→ **EXERCISE AIM**: Retype the Bidston Observatory text from "You can, if" up to and including "birch trees below.", keeping every word and punctuation mark unchanged.

→ **SELECTED TEXT**:
Climb to the top of Bidston Hill and your trek doesn’t have to stop at the windblown sandstone ridge, where hawthorn bushes battle, horizontally, against the relentless winds of the Irish Sea, 80 metres below your feet.
You can, if you visit Bidston Observatory, climb higher: and stand – as we are – eye to eye with those iconic white rooftop domes that peek out above the canopy of Scotch pine and birch trees below.
The best vantage point in Wirral? It’s hard to think of anything that would top this. You can peer over the reclaimed strip of land at Leasowe that, just about, holds the sea at arms’ length from the nurseries and housing estates beyond the sea defences.
On a good day, you can see Snowdon, Blackpool tower and the mountains of the Lake District.
But, in recent years, it’s not the widescreen panoramas that have been drawing people from across Europe to this strange, steampunk-like Victorian research centre. It’s what’s happening within its sturdy sandstone walls.
From our rooftop perch we can hear a strange whistling sound. Around us, on the railings that stop us tumbling over the parapet, there’s an orchestra of empty pop bottles, and whirring windmills – they’re harvesting the soundscape for musicians from Liverpool’s Ex-Easter Island Head collective. And they offer a clue to what lies beneath.
We retreat indoors and take a tour of this incredible space, with its warren of rooms offering more clues: a techno-boffin’s lair of circuit boards, dials and monitors here, a cool and airy wellness studio there, and a fully kitted-out radio studio with racks of techno 12 inches in the soundproofed basement.
How many dog walkers, ramblers and mountain bikers have passed by, oblivious to the strange and magical things happening inside this beautiful, enigmatic building?

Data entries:
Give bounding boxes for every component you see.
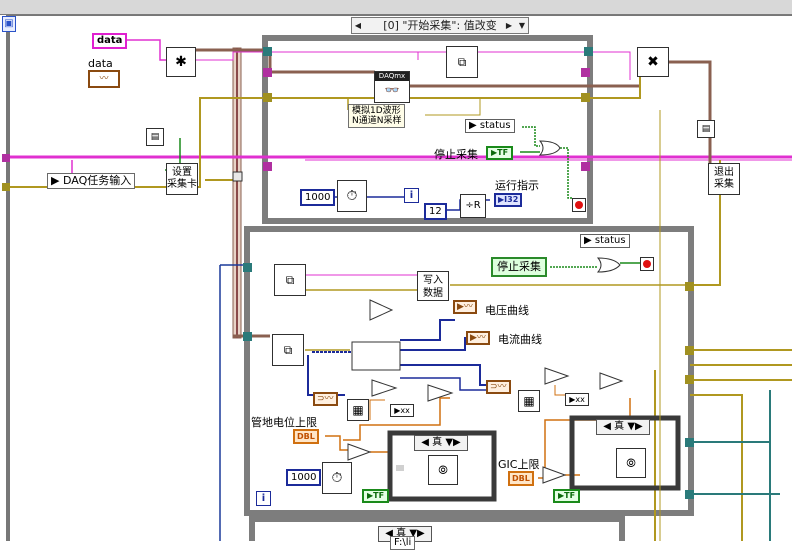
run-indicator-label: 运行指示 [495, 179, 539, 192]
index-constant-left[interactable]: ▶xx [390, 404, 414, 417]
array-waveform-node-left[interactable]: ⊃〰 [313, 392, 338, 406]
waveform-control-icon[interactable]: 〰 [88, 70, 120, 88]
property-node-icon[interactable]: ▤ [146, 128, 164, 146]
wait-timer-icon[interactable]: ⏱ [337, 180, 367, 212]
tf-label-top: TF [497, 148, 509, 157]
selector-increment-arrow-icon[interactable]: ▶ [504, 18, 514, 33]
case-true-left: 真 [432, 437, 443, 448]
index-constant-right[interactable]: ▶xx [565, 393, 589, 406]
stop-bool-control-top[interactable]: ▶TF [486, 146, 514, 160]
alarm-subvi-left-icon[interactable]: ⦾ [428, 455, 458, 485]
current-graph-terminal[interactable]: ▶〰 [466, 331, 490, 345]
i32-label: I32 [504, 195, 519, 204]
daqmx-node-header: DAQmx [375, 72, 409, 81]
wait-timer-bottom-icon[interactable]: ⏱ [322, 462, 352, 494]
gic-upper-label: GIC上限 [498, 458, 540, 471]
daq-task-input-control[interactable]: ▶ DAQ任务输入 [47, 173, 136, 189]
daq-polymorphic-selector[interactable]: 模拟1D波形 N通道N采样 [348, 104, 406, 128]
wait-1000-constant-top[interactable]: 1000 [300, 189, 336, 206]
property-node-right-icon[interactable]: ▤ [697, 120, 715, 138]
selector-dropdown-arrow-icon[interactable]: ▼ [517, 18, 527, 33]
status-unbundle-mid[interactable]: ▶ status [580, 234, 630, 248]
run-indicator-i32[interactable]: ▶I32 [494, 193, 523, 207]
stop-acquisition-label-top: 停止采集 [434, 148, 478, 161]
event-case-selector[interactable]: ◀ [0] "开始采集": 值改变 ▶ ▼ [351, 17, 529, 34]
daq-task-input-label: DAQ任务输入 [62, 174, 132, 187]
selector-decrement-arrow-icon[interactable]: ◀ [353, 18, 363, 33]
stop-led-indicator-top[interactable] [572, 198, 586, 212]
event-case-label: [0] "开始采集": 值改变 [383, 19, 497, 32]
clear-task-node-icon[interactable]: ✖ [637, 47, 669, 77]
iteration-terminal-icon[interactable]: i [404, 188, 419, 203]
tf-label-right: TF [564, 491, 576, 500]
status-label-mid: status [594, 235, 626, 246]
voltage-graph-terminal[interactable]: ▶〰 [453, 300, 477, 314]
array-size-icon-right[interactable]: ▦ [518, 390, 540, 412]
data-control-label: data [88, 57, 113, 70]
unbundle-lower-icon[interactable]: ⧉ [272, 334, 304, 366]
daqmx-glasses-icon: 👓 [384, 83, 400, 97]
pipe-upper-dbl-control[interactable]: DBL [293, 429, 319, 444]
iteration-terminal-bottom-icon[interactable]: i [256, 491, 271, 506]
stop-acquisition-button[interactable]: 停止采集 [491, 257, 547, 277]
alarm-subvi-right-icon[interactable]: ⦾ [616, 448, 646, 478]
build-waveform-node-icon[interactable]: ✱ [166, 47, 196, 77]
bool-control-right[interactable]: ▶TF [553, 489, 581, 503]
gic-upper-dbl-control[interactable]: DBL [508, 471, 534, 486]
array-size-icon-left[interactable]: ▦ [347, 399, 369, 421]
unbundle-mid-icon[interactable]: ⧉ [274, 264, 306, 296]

→ **CORRECT ANSWER**:
You can, if you visit Bidston Observatory, climb higher: and stand – as we are – eye to eye with those iconic white rooftop domes that peek out above the canopy of Scotch pine and birch trees below.